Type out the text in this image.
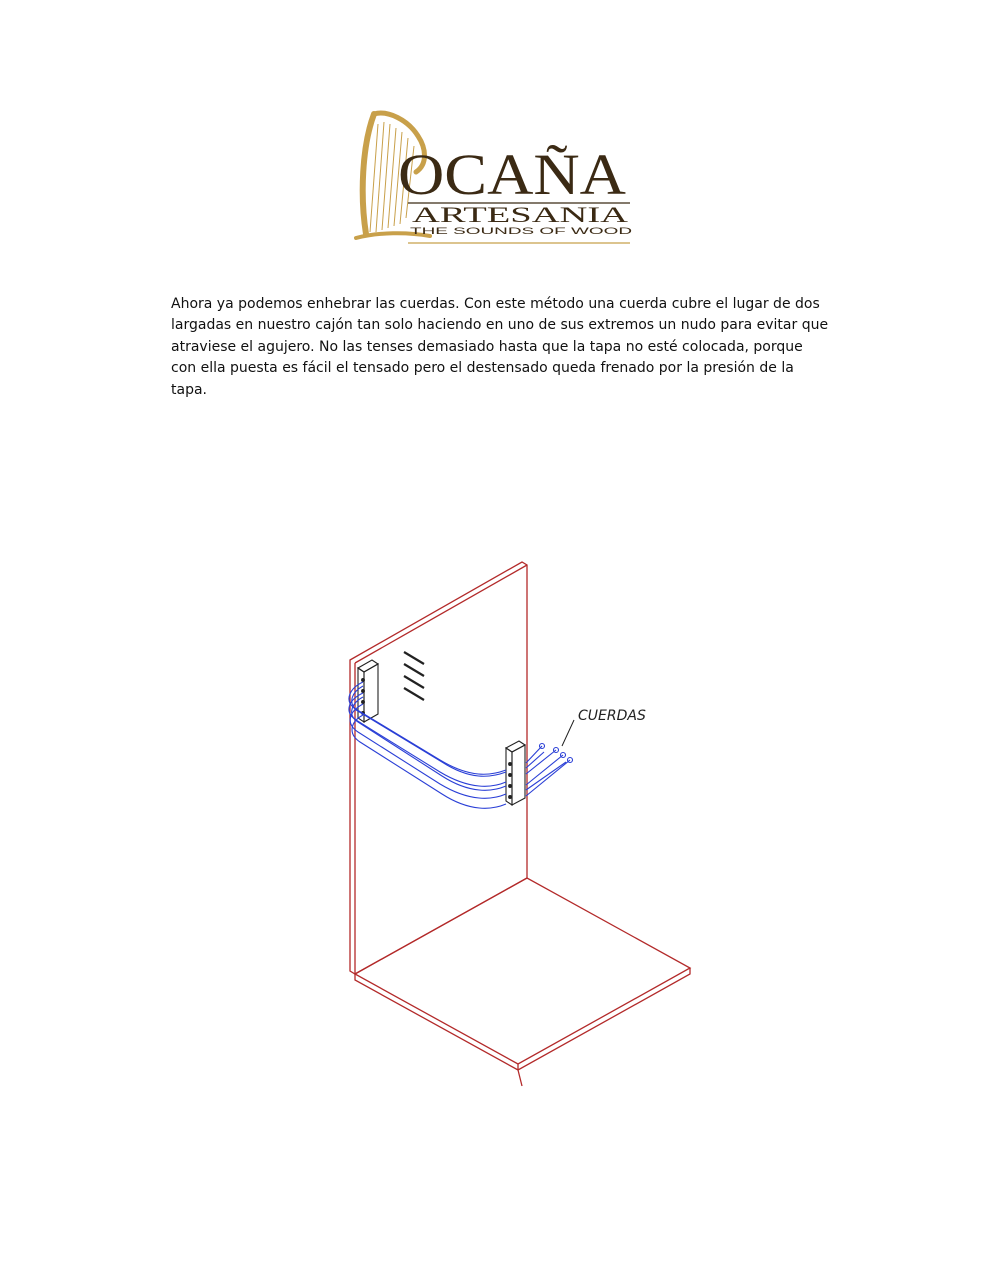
OCAÑA
ARTESANIA
THE SOUNDS OF WOOD

Ahora ya podemos enhebrar las cuerdas. Con este método una cuerda cubre el lugar de dos
largadas en nuestro cajón tan solo haciendo en uno de sus extremos un nudo para evitar que
atraviese el agujero. No las tenses demasiado hasta que la tapa no esté colocada, porque
con ella puesta es fácil el tensado pero el destensado queda frenado por la presión de la
tapa.

CUERDAS
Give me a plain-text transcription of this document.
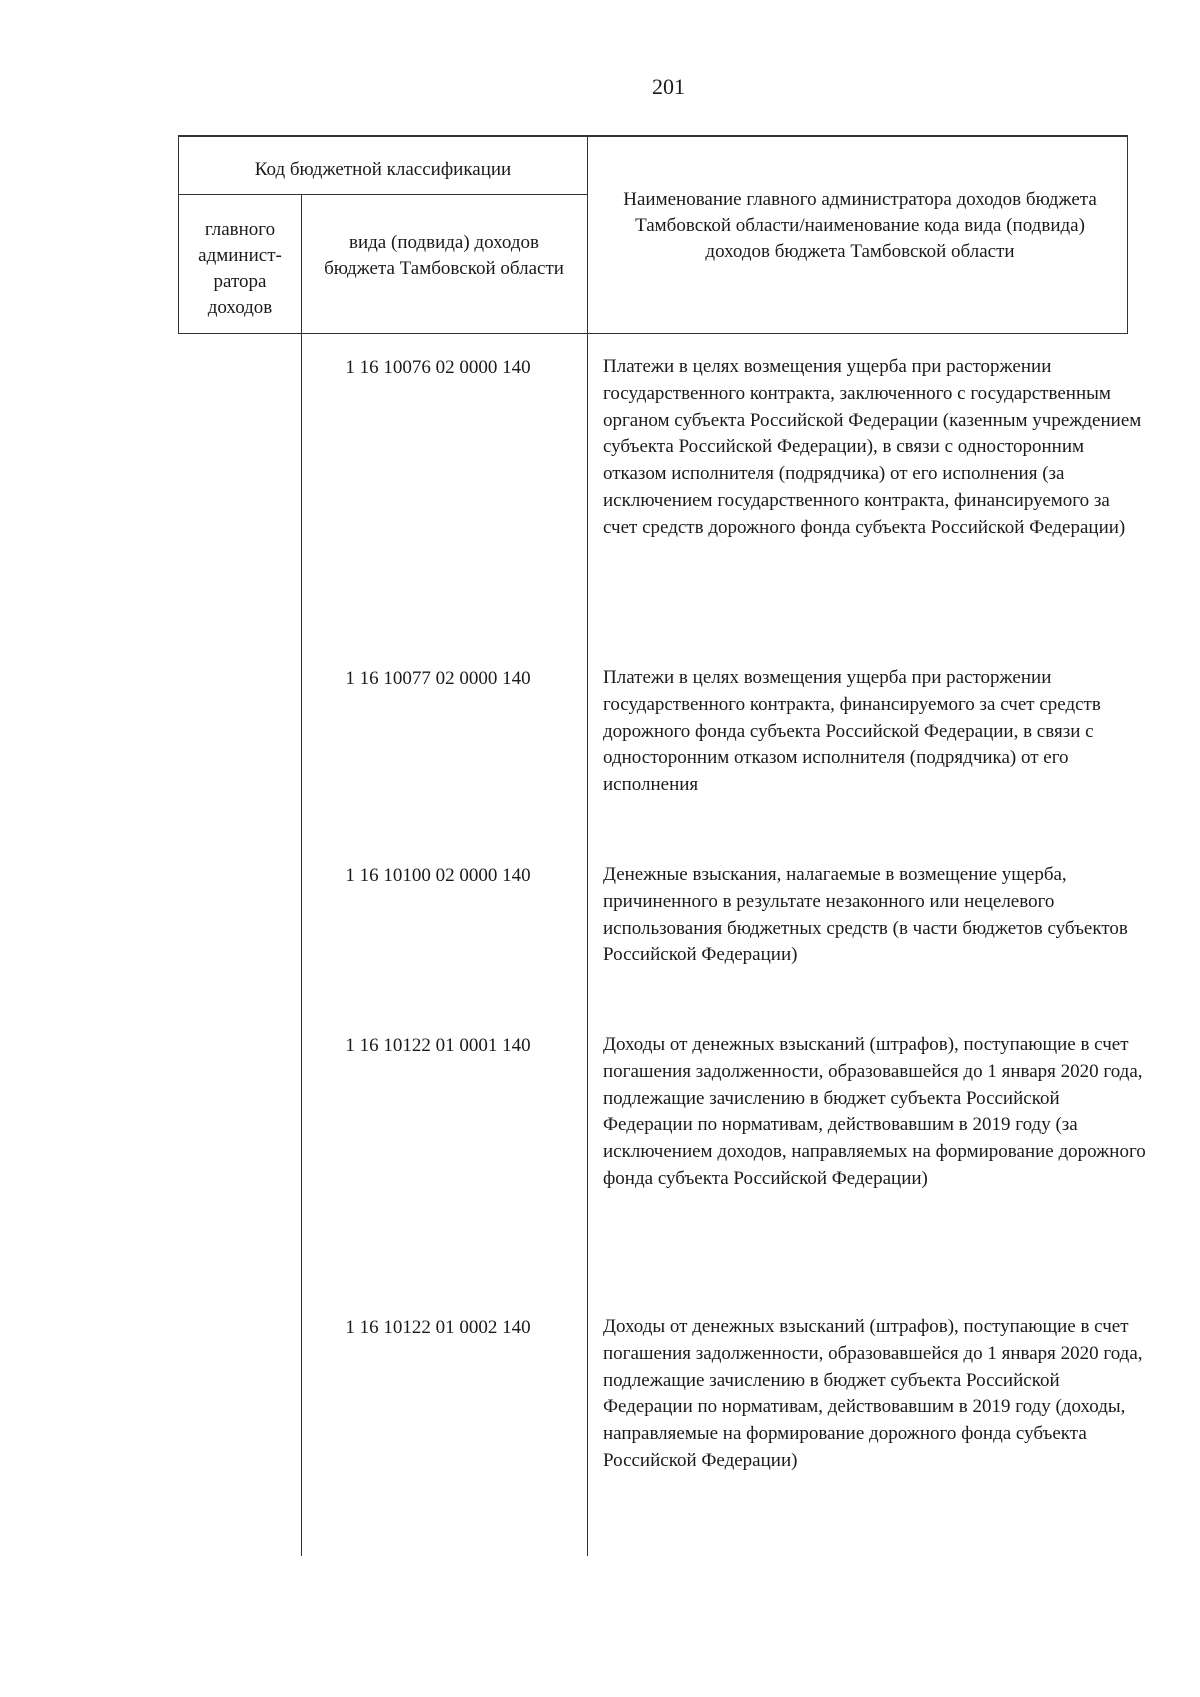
201
Код бюджетной классификации
главного админист-ратора доходов
вида (подвида) доходов бюджета Тамбовской области
Наименование главного администратора доходов бюджета Тамбовской области/наименование кода вида (подвида) доходов бюджета Тамбовской области
1 16 10076 02 0000 140	Платежи в целях возмещения ущерба при расторжении государственного контракта, заключенного с государственным органом субъекта Российской Федерации (казенным учреждением субъекта Российской Федерации), в связи с односторонним отказом исполнителя (подрядчика) от его исполнения (за исключением государственного контракта, финансируемого за счет средств дорожного фонда субъекта Российской Федерации)
1 16 10077 02 0000 140	Платежи в целях возмещения ущерба при расторжении государственного контракта, финансируемого за счет средств дорожного фонда субъекта Российской Федерации, в связи с односторонним отказом исполнителя (подрядчика) от его исполнения
1 16 10100 02 0000 140	Денежные взыскания, налагаемые в возмещение ущерба, причиненного в результате незаконного или нецелевого использования бюджетных средств (в части бюджетов субъектов Российской Федерации)
1 16 10122 01 0001 140	Доходы от денежных взысканий (штрафов), поступающие в счет погашения задолженности, образовавшейся до 1 января 2020 года, подлежащие зачислению в бюджет субъекта Российской Федерации по нормативам, действовавшим в 2019 году (за исключением доходов, направляемых на формирование дорожного фонда субъекта Российской Федерации)
1 16 10122 01 0002 140	Доходы от денежных взысканий (штрафов), поступающие в счет погашения задолженности, образовавшейся до 1 января 2020 года, подлежащие зачислению в бюджет субъекта Российской Федерации по нормативам, действовавшим в 2019 году (доходы, направляемые на формирование дорожного фонда субъекта Российской Федерации)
━━━━━━━━━━━━━━━━
Images in the data above are to be skipped. Retype all other material exactly.

_Answer to the task_:
Type out the text in this image.
OCAÑA
ARTESANIA
THE SOUNDS OF WOOD

Ahora ya podemos enhebrar las cuerdas. Con este método una cuerda cubre el lugar de dos
largadas en nuestro cajón tan solo haciendo en uno de sus extremos un nudo para evitar que
atraviese el agujero. No las tenses demasiado hasta que la tapa no esté colocada, porque
con ella puesta es fácil el tensado pero el destensado queda frenado por la presión de la
tapa.

CUERDAS
Give me a plain-text transcription of this document.
201
Код бюджетной классификации
главного админист-ратора доходов
вида (подвида) доходов бюджета Тамбовской области
Наименование главного администратора доходов бюджета Тамбовской области/наименование кода вида (подвида) доходов бюджета Тамбовской области
1 16 10076 02 0000 140	Платежи в целях возмещения ущерба при расторжении государственного контракта, заключенного с государственным органом субъекта Российской Федерации (казенным учреждением субъекта Российской Федерации), в связи с односторонним отказом исполнителя (подрядчика) от его исполнения (за исключением государственного контракта, финансируемого за счет средств дорожного фонда субъекта Российской Федерации)
1 16 10077 02 0000 140	Платежи в целях возмещения ущерба при расторжении государственного контракта, финансируемого за счет средств дорожного фонда субъекта Российской Федерации, в связи с односторонним отказом исполнителя (подрядчика) от его исполнения
1 16 10100 02 0000 140	Денежные взыскания, налагаемые в возмещение ущерба, причиненного в результате незаконного или нецелевого использования бюджетных средств (в части бюджетов субъектов Российской Федерации)
1 16 10122 01 0001 140	Доходы от денежных взысканий (штрафов), поступающие в счет погашения задолженности, образовавшейся до 1 января 2020 года, подлежащие зачислению в бюджет субъекта Российской Федерации по нормативам, действовавшим в 2019 году (за исключением доходов, направляемых на формирование дорожного фонда субъекта Российской Федерации)
1 16 10122 01 0002 140	Доходы от денежных взысканий (штрафов), поступающие в счет погашения задолженности, образовавшейся до 1 января 2020 года, подлежащие зачислению в бюджет субъекта Российской Федерации по нормативам, действовавшим в 2019 году (доходы, направляемые на формирование дорожного фонда субъекта Российской Федерации)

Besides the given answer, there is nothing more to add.